------ DATA LINES ------

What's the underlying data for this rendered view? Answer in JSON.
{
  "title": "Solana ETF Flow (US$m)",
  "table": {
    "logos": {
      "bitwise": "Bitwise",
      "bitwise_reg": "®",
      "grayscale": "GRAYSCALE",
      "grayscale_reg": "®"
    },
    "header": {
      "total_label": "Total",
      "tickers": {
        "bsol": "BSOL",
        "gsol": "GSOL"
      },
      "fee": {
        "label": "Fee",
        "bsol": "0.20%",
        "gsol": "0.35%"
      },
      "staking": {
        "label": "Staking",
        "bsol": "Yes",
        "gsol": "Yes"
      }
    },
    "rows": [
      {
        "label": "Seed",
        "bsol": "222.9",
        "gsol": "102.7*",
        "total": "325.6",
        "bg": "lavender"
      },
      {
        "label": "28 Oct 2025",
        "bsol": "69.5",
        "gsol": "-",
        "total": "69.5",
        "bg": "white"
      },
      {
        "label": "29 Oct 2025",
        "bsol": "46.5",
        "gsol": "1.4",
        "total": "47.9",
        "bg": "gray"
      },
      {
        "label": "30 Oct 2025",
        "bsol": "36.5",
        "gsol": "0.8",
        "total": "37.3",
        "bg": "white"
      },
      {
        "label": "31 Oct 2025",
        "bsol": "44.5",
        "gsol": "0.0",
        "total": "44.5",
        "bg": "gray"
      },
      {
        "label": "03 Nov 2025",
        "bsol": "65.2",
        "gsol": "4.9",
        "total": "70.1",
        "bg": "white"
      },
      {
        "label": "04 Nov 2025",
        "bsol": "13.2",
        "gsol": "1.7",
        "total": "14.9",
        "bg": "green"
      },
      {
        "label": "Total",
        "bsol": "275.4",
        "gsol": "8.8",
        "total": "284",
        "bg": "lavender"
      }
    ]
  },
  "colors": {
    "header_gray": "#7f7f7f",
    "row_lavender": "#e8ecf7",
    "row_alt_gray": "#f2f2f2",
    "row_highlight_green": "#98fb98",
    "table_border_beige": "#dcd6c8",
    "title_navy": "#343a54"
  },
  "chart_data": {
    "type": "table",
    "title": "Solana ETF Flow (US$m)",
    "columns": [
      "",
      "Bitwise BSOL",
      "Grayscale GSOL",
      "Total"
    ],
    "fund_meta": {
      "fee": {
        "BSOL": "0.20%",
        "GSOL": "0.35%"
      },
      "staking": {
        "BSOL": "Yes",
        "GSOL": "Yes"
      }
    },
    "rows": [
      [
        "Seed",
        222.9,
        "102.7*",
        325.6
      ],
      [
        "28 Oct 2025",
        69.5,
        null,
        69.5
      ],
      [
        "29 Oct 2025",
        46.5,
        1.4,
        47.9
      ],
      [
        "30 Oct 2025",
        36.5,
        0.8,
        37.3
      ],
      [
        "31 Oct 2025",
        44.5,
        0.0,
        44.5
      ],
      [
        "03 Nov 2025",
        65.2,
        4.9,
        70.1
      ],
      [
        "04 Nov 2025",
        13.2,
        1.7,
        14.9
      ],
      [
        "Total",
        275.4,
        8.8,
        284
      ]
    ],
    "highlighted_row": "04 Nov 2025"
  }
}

------

**TASK OBJECTIVE:** Copy down the whole of the data above, matching it exactly.

**SOLUTION:**
What's the underlying data for this rendered view? Answer in JSON.
{
  "title": "Solana ETF Flow (US$m)",
  "table": {
    "logos": {
      "bitwise": "Bitwise",
      "bitwise_reg": "®",
      "grayscale": "GRAYSCALE",
      "grayscale_reg": "®"
    },
    "header": {
      "total_label": "Total",
      "tickers": {
        "bsol": "BSOL",
        "gsol": "GSOL"
      },
      "fee": {
        "label": "Fee",
        "bsol": "0.20%",
        "gsol": "0.35%"
      },
      "staking": {
        "label": "Staking",
        "bsol": "Yes",
        "gsol": "Yes"
      }
    },
    "rows": [
      {
        "label": "Seed",
        "bsol": "222.9",
        "gsol": "102.7*",
        "total": "325.6",
        "bg": "lavender"
      },
      {
        "label": "28 Oct 2025",
        "bsol": "69.5",
        "gsol": "-",
        "total": "69.5",
        "bg": "white"
      },
      {
        "label": "29 Oct 2025",
        "bsol": "46.5",
        "gsol": "1.4",
        "total": "47.9",
        "bg": "gray"
      },
      {
        "label": "30 Oct 2025",
        "bsol": "36.5",
        "gsol": "0.8",
        "total": "37.3",
        "bg": "white"
      },
      {
        "label": "31 Oct 2025",
        "bsol": "44.5",
        "gsol": "0.0",
        "total": "44.5",
        "bg": "gray"
      },
      {
        "label": "03 Nov 2025",
        "bsol": "65.2",
        "gsol": "4.9",
        "total": "70.1",
        "bg": "white"
      },
      {
        "label": "04 Nov 2025",
        "bsol": "13.2",
        "gsol": "1.7",
        "total": "14.9",
        "bg": "green"
      },
      {
        "label": "Total",
        "bsol": "275.4",
        "gsol": "8.8",
        "total": "284",
        "bg": "lavender"
      }
    ]
  },
  "colors": {
    "header_gray": "#7f7f7f",
    "row_lavender": "#e8ecf7",
    "row_alt_gray": "#f2f2f2",
    "row_highlight_green": "#98fb98",
    "table_border_beige": "#dcd6c8",
    "title_navy": "#343a54"
  },
  "chart_data": {
    "type": "table",
    "title": "Solana ETF Flow (US$m)",
    "columns": [
      "",
      "Bitwise BSOL",
      "Grayscale GSOL",
      "Total"
    ],
    "fund_meta": {
      "fee": {
        "BSOL": "0.20%",
        "GSOL": "0.35%"
      },
      "staking": {
        "BSOL": "Yes",
        "GSOL": "Yes"
      }
    },
    "rows": [
      [
        "Seed",
        222.9,
        "102.7*",
        325.6
      ],
      [
        "28 Oct 2025",
        69.5,
        null,
        69.5
      ],
      [
        "29 Oct 2025",
        46.5,
        1.4,
        47.9
      ],
      [
        "30 Oct 2025",
        36.5,
        0.8,
        37.3
      ],
      [
        "31 Oct 2025",
        44.5,
        0.0,
        44.5
      ],
      [
        "03 Nov 2025",
        65.2,
        4.9,
        70.1
      ],
      [
        "04 Nov 2025",
        13.2,
        1.7,
        14.9
      ],
      [
        "Total",
        275.4,
        8.8,
        284
      ]
    ],
    "highlighted_row": "04 Nov 2025"
  }
}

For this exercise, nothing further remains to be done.